• **DESCRIPTION OF THE TASK**
Output each entry exactly; skip nothing.
### DATA FOR THE TASK
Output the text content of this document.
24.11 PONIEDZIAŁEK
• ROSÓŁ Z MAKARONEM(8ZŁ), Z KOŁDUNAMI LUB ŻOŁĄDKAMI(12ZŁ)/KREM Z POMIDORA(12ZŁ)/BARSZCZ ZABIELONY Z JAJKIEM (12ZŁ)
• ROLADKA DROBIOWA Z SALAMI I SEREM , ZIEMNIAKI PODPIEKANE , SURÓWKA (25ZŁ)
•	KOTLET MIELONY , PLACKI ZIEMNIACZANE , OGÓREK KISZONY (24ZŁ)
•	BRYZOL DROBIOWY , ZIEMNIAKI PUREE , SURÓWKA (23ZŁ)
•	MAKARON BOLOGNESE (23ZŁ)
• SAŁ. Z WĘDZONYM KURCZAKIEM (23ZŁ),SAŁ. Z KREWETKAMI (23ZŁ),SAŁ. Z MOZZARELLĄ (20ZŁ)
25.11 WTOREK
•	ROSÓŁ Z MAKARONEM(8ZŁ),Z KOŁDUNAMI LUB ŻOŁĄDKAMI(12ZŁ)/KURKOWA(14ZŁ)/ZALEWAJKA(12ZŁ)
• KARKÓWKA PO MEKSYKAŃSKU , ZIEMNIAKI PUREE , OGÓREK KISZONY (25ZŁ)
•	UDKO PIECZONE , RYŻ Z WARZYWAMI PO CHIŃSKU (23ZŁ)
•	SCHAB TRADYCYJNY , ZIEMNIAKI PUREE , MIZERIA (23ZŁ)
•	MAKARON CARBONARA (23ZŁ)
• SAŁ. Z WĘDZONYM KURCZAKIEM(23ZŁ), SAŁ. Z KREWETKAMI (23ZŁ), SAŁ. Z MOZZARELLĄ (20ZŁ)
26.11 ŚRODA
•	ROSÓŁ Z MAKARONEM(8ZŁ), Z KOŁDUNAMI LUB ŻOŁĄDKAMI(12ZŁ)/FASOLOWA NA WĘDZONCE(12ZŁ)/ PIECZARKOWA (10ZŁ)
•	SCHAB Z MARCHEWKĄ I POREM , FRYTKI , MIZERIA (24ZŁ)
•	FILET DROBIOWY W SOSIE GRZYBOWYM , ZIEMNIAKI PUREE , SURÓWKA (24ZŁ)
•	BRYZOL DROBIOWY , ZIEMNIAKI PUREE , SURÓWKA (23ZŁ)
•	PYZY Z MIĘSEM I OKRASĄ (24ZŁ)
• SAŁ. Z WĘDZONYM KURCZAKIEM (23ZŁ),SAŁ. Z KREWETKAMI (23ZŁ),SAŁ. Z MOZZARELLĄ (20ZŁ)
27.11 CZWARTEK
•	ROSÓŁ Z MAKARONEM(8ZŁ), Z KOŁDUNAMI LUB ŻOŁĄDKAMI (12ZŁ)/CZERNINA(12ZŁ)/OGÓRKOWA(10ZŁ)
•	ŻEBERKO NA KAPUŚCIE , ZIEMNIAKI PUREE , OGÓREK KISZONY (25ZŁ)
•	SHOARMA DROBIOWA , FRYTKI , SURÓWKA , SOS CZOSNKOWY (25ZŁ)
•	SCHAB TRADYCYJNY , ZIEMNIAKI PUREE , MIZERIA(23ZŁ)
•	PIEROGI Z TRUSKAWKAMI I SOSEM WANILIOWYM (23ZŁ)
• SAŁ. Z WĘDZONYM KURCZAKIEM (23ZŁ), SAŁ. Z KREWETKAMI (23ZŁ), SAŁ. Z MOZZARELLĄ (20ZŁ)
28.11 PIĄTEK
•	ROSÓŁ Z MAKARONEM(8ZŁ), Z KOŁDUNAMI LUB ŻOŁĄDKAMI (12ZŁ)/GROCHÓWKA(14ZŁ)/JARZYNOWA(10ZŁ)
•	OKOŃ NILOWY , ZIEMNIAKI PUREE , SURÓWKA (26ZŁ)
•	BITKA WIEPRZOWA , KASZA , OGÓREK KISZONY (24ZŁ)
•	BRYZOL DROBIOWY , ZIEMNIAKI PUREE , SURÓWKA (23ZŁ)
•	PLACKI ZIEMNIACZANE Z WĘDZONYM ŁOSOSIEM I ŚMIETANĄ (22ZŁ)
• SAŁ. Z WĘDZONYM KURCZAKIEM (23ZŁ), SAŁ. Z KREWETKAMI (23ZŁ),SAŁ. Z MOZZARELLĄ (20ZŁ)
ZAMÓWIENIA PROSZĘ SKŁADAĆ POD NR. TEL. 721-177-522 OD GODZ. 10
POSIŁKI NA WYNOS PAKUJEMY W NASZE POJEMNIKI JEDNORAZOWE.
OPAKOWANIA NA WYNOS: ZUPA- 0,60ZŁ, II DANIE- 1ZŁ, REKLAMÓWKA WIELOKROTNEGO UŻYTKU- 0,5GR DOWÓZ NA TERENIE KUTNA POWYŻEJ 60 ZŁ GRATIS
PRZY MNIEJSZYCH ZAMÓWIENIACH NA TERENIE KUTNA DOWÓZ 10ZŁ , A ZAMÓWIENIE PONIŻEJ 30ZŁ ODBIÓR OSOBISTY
######
• **WORKED ANSWER**
Output the text content of this document.
24.11 PONIEDZIAŁEK
• ROSÓŁ Z MAKARONEM(8ZŁ), Z KOŁDUNAMI LUB ŻOŁĄDKAMI(12ZŁ)/KREM Z POMIDORA(12ZŁ)/BARSZCZ ZABIELONY Z JAJKIEM (12ZŁ)
• ROLADKA DROBIOWA Z SALAMI I SEREM , ZIEMNIAKI PODPIEKANE , SURÓWKA (25ZŁ)
•	KOTLET MIELONY , PLACKI ZIEMNIACZANE , OGÓREK KISZONY (24ZŁ)
•	BRYZOL DROBIOWY , ZIEMNIAKI PUREE , SURÓWKA (23ZŁ)
•	MAKARON BOLOGNESE (23ZŁ)
• SAŁ. Z WĘDZONYM KURCZAKIEM (23ZŁ),SAŁ. Z KREWETKAMI (23ZŁ),SAŁ. Z MOZZARELLĄ (20ZŁ)
25.11 WTOREK
•	ROSÓŁ Z MAKARONEM(8ZŁ),Z KOŁDUNAMI LUB ŻOŁĄDKAMI(12ZŁ)/KURKOWA(14ZŁ)/ZALEWAJKA(12ZŁ)
• KARKÓWKA PO MEKSYKAŃSKU , ZIEMNIAKI PUREE , OGÓREK KISZONY (25ZŁ)
•	UDKO PIECZONE , RYŻ Z WARZYWAMI PO CHIŃSKU (23ZŁ)
•	SCHAB TRADYCYJNY , ZIEMNIAKI PUREE , MIZERIA (23ZŁ)
•	MAKARON CARBONARA (23ZŁ)
• SAŁ. Z WĘDZONYM KURCZAKIEM(23ZŁ), SAŁ. Z KREWETKAMI (23ZŁ), SAŁ. Z MOZZARELLĄ (20ZŁ)
26.11 ŚRODA
•	ROSÓŁ Z MAKARONEM(8ZŁ), Z KOŁDUNAMI LUB ŻOŁĄDKAMI(12ZŁ)/FASOLOWA NA WĘDZONCE(12ZŁ)/ PIECZARKOWA (10ZŁ)
•	SCHAB Z MARCHEWKĄ I POREM , FRYTKI , MIZERIA (24ZŁ)
•	FILET DROBIOWY W SOSIE GRZYBOWYM , ZIEMNIAKI PUREE , SURÓWKA (24ZŁ)
•	BRYZOL DROBIOWY , ZIEMNIAKI PUREE , SURÓWKA (23ZŁ)
•	PYZY Z MIĘSEM I OKRASĄ (24ZŁ)
• SAŁ. Z WĘDZONYM KURCZAKIEM (23ZŁ),SAŁ. Z KREWETKAMI (23ZŁ),SAŁ. Z MOZZARELLĄ (20ZŁ)
27.11 CZWARTEK
•	ROSÓŁ Z MAKARONEM(8ZŁ), Z KOŁDUNAMI LUB ŻOŁĄDKAMI (12ZŁ)/CZERNINA(12ZŁ)/OGÓRKOWA(10ZŁ)
•	ŻEBERKO NA KAPUŚCIE , ZIEMNIAKI PUREE , OGÓREK KISZONY (25ZŁ)
•	SHOARMA DROBIOWA , FRYTKI , SURÓWKA , SOS CZOSNKOWY (25ZŁ)
•	SCHAB TRADYCYJNY , ZIEMNIAKI PUREE , MIZERIA(23ZŁ)
•	PIEROGI Z TRUSKAWKAMI I SOSEM WANILIOWYM (23ZŁ)
• SAŁ. Z WĘDZONYM KURCZAKIEM (23ZŁ), SAŁ. Z KREWETKAMI (23ZŁ), SAŁ. Z MOZZARELLĄ (20ZŁ)
28.11 PIĄTEK
•	ROSÓŁ Z MAKARONEM(8ZŁ), Z KOŁDUNAMI LUB ŻOŁĄDKAMI (12ZŁ)/GROCHÓWKA(14ZŁ)/JARZYNOWA(10ZŁ)
•	OKOŃ NILOWY , ZIEMNIAKI PUREE , SURÓWKA (26ZŁ)
•	BITKA WIEPRZOWA , KASZA , OGÓREK KISZONY (24ZŁ)
•	BRYZOL DROBIOWY , ZIEMNIAKI PUREE , SURÓWKA (23ZŁ)
•	PLACKI ZIEMNIACZANE Z WĘDZONYM ŁOSOSIEM I ŚMIETANĄ (22ZŁ)
• SAŁ. Z WĘDZONYM KURCZAKIEM (23ZŁ), SAŁ. Z KREWETKAMI (23ZŁ),SAŁ. Z MOZZARELLĄ (20ZŁ)
ZAMÓWIENIA PROSZĘ SKŁADAĆ POD NR. TEL. 721-177-522 OD GODZ. 10
POSIŁKI NA WYNOS PAKUJEMY W NASZE POJEMNIKI JEDNORAZOWE.
OPAKOWANIA NA WYNOS: ZUPA- 0,60ZŁ, II DANIE- 1ZŁ, REKLAMÓWKA WIELOKROTNEGO UŻYTKU- 0,5GR DOWÓZ NA TERENIE KUTNA POWYŻEJ 60 ZŁ GRATIS
PRZY MNIEJSZYCH ZAMÓWIENIACH NA TERENIE KUTNA DOWÓZ 10ZŁ , A ZAMÓWIENIE PONIŻEJ 30ZŁ ODBIÓR OSOBISTY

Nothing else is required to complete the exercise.